START Given records

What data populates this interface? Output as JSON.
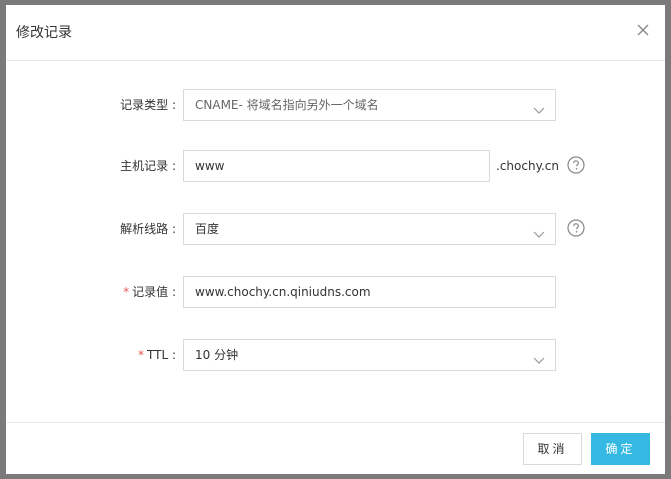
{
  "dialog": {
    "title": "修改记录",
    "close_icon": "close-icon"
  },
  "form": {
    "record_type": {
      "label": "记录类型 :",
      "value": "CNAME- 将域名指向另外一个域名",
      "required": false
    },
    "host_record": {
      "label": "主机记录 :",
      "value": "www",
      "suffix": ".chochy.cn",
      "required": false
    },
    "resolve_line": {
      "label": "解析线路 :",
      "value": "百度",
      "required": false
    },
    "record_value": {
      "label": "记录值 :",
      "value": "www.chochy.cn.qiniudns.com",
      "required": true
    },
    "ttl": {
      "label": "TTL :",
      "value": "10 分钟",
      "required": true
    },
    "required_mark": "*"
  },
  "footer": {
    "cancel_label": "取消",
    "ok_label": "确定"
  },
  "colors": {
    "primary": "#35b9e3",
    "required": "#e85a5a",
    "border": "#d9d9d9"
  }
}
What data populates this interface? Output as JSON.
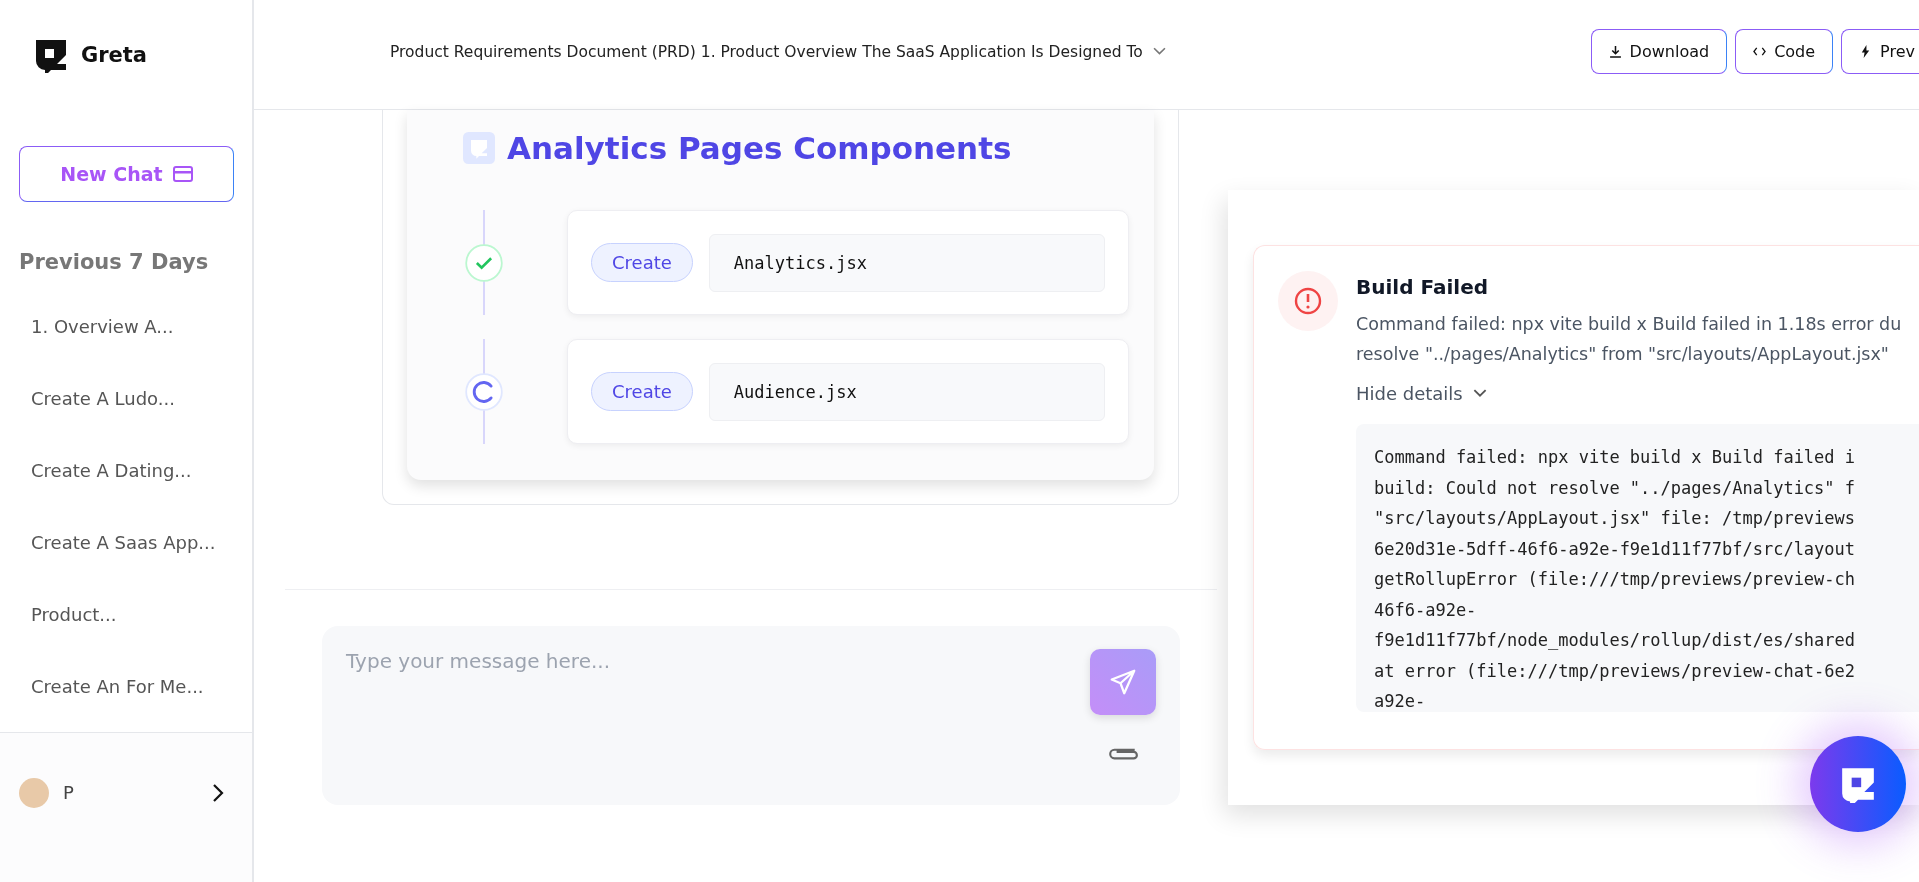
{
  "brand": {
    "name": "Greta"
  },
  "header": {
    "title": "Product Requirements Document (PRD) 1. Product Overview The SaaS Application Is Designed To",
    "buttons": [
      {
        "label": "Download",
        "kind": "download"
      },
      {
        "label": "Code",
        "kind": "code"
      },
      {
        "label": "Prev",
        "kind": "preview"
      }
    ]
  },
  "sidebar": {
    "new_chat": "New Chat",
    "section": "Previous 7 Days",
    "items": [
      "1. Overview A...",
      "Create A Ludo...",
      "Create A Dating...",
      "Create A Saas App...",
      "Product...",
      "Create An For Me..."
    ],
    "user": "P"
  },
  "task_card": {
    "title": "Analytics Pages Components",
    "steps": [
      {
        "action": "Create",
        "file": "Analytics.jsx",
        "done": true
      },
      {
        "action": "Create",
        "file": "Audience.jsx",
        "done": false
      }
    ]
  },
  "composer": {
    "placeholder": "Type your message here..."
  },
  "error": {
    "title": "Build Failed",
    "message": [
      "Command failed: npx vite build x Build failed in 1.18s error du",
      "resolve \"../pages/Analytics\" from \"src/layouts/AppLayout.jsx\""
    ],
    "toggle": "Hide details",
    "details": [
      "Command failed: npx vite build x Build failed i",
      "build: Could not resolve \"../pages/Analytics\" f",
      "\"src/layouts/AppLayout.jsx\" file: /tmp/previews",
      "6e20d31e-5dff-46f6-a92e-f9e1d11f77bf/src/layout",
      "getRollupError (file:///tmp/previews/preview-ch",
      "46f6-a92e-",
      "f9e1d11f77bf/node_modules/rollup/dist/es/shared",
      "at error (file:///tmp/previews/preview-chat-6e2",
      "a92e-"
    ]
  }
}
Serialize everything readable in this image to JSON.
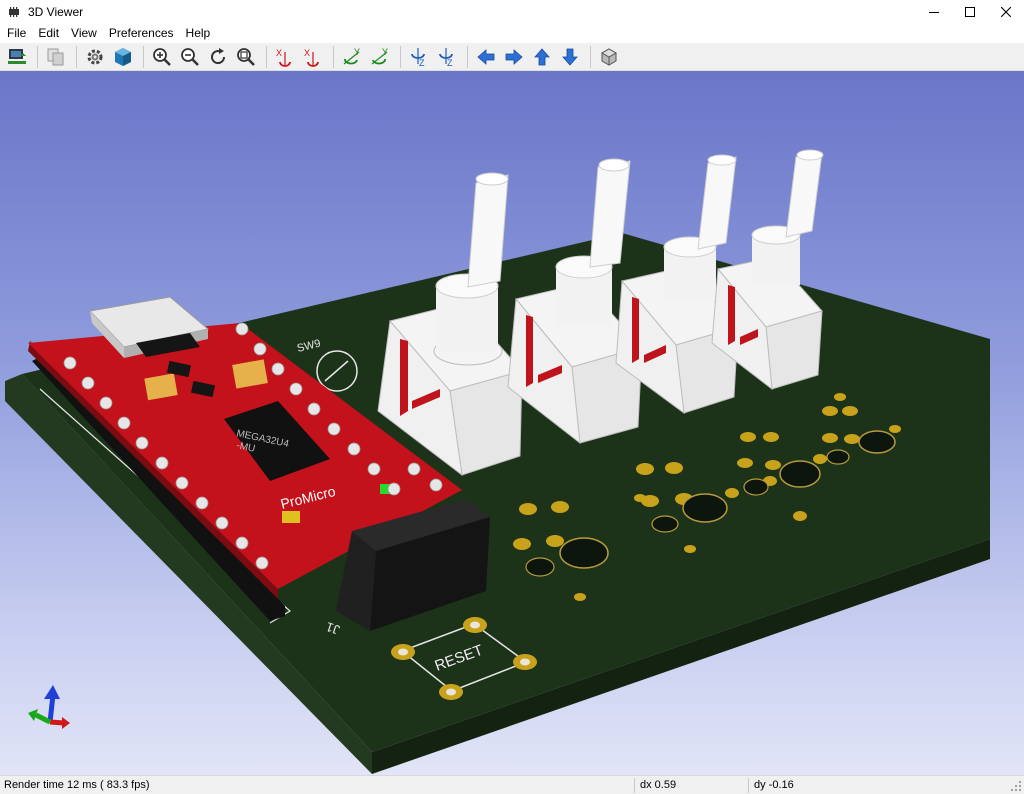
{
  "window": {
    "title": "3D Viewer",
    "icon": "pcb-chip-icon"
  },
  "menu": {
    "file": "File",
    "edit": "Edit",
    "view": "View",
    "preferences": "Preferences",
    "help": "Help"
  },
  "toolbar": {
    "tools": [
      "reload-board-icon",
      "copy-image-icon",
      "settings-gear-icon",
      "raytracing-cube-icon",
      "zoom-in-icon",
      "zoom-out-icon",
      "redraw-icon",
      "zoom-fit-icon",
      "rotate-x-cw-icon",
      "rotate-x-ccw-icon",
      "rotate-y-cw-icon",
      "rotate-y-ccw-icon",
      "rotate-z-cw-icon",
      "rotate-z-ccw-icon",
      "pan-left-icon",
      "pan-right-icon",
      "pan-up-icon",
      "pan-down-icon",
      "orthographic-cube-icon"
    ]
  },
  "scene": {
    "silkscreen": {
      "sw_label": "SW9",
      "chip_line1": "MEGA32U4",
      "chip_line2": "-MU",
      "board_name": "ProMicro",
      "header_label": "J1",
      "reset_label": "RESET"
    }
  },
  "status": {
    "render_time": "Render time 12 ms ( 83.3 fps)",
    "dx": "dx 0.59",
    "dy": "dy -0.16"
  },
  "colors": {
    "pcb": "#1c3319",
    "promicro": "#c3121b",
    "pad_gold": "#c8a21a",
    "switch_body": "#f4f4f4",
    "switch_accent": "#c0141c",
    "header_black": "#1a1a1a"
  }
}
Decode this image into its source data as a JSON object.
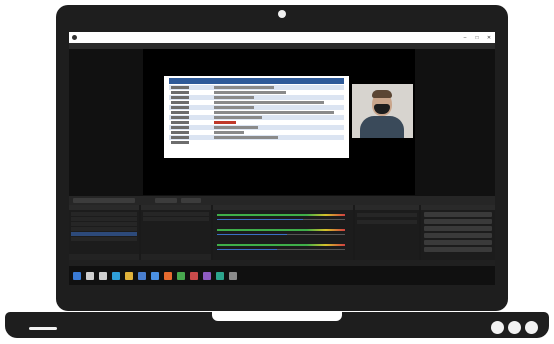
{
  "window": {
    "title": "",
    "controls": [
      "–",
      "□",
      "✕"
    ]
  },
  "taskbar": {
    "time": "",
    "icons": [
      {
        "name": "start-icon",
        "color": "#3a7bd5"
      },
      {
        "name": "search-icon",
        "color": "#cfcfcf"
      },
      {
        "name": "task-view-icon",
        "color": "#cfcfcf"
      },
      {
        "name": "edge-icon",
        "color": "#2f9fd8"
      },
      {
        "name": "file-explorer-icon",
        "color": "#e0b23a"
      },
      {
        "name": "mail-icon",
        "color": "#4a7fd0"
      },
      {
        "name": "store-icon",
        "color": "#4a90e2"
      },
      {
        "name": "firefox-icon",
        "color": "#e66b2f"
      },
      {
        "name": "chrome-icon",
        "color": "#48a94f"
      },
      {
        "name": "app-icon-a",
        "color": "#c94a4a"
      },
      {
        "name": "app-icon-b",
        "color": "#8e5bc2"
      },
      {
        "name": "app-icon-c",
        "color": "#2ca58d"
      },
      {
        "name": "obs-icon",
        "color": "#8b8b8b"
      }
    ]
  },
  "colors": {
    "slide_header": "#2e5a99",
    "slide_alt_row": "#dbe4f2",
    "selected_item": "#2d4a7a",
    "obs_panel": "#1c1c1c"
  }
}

END Given records

> [Exercise prompt]
Repeat the listing above exactly, with no pictures.

> [Final result]
What data populates this interface? Output as JSON.
{
  "dialog": {
    "title": "修改记录",
    "close_icon": "close-icon"
  },
  "form": {
    "record_type": {
      "label": "记录类型 :",
      "value": "CNAME- 将域名指向另外一个域名",
      "required": false
    },
    "host_record": {
      "label": "主机记录 :",
      "value": "www",
      "suffix": ".chochy.cn",
      "required": false
    },
    "resolve_line": {
      "label": "解析线路 :",
      "value": "百度",
      "required": false
    },
    "record_value": {
      "label": "记录值 :",
      "value": "www.chochy.cn.qiniudns.com",
      "required": true
    },
    "ttl": {
      "label": "TTL :",
      "value": "10 分钟",
      "required": true
    },
    "required_mark": "*"
  },
  "footer": {
    "cancel_label": "取消",
    "ok_label": "确定"
  },
  "colors": {
    "primary": "#35b9e3",
    "required": "#e85a5a",
    "border": "#d9d9d9"
  }
}
What data populates this interface? Output as JSON.
{
  "brand": {
    "name": "Greta"
  },
  "header": {
    "title": "Product Requirements Document (PRD) 1. Product Overview The SaaS Application Is Designed To",
    "buttons": [
      {
        "label": "Download",
        "kind": "download"
      },
      {
        "label": "Code",
        "kind": "code"
      },
      {
        "label": "Prev",
        "kind": "preview"
      }
    ]
  },
  "sidebar": {
    "new_chat": "New Chat",
    "section": "Previous 7 Days",
    "items": [
      "1. Overview A...",
      "Create A Ludo...",
      "Create A Dating...",
      "Create A Saas App...",
      "Product...",
      "Create An For Me..."
    ],
    "user": "P"
  },
  "task_card": {
    "title": "Analytics Pages Components",
    "steps": [
      {
        "action": "Create",
        "file": "Analytics.jsx",
        "done": true
      },
      {
        "action": "Create",
        "file": "Audience.jsx",
        "done": false
      }
    ]
  },
  "composer": {
    "placeholder": "Type your message here..."
  },
  "error": {
    "title": "Build Failed",
    "message": [
      "Command failed: npx vite build x Build failed in 1.18s error du",
      "resolve \"../pages/Analytics\" from \"src/layouts/AppLayout.jsx\""
    ],
    "toggle": "Hide details",
    "details": [
      "Command failed: npx vite build x Build failed i",
      "build: Could not resolve \"../pages/Analytics\" f",
      "\"src/layouts/AppLayout.jsx\" file: /tmp/previews",
      "6e20d31e-5dff-46f6-a92e-f9e1d11f77bf/src/layout",
      "getRollupError (file:///tmp/previews/preview-ch",
      "46f6-a92e-",
      "f9e1d11f77bf/node_modules/rollup/dist/es/shared",
      "at error (file:///tmp/previews/preview-chat-6e2",
      "a92e-"
    ]
  }
}
Serialize everything readable in this image to JSON.
{
  "window": {
    "title": "3D Viewer",
    "icon": "pcb-chip-icon"
  },
  "menu": {
    "file": "File",
    "edit": "Edit",
    "view": "View",
    "preferences": "Preferences",
    "help": "Help"
  },
  "toolbar": {
    "tools": [
      "reload-board-icon",
      "copy-image-icon",
      "settings-gear-icon",
      "raytracing-cube-icon",
      "zoom-in-icon",
      "zoom-out-icon",
      "redraw-icon",
      "zoom-fit-icon",
      "rotate-x-cw-icon",
      "rotate-x-ccw-icon",
      "rotate-y-cw-icon",
      "rotate-y-ccw-icon",
      "rotate-z-cw-icon",
      "rotate-z-ccw-icon",
      "pan-left-icon",
      "pan-right-icon",
      "pan-up-icon",
      "pan-down-icon",
      "orthographic-cube-icon"
    ]
  },
  "scene": {
    "silkscreen": {
      "sw_label": "SW9",
      "chip_line1": "MEGA32U4",
      "chip_line2": "-MU",
      "board_name": "ProMicro",
      "header_label": "J1",
      "reset_label": "RESET"
    }
  },
  "status": {
    "render_time": "Render time 12 ms ( 83.3 fps)",
    "dx": "dx 0.59",
    "dy": "dy -0.16"
  },
  "colors": {
    "pcb": "#1c3319",
    "promicro": "#c3121b",
    "pad_gold": "#c8a21a",
    "switch_body": "#f4f4f4",
    "switch_accent": "#c0141c",
    "header_black": "#1a1a1a"
  }
}
Decode this image into its source data as a JSON object.
{
  "window": {
    "title": "",
    "controls": [
      "–",
      "□",
      "✕"
    ]
  },
  "taskbar": {
    "time": "",
    "icons": [
      {
        "name": "start-icon",
        "color": "#3a7bd5"
      },
      {
        "name": "search-icon",
        "color": "#cfcfcf"
      },
      {
        "name": "task-view-icon",
        "color": "#cfcfcf"
      },
      {
        "name": "edge-icon",
        "color": "#2f9fd8"
      },
      {
        "name": "file-explorer-icon",
        "color": "#e0b23a"
      },
      {
        "name": "mail-icon",
        "color": "#4a7fd0"
      },
      {
        "name": "store-icon",
        "color": "#4a90e2"
      },
      {
        "name": "firefox-icon",
        "color": "#e66b2f"
      },
      {
        "name": "chrome-icon",
        "color": "#48a94f"
      },
      {
        "name": "app-icon-a",
        "color": "#c94a4a"
      },
      {
        "name": "app-icon-b",
        "color": "#8e5bc2"
      },
      {
        "name": "app-icon-c",
        "color": "#2ca58d"
      },
      {
        "name": "obs-icon",
        "color": "#8b8b8b"
      }
    ]
  },
  "colors": {
    "slide_header": "#2e5a99",
    "slide_alt_row": "#dbe4f2",
    "selected_item": "#2d4a7a",
    "obs_panel": "#1c1c1c"
  }
}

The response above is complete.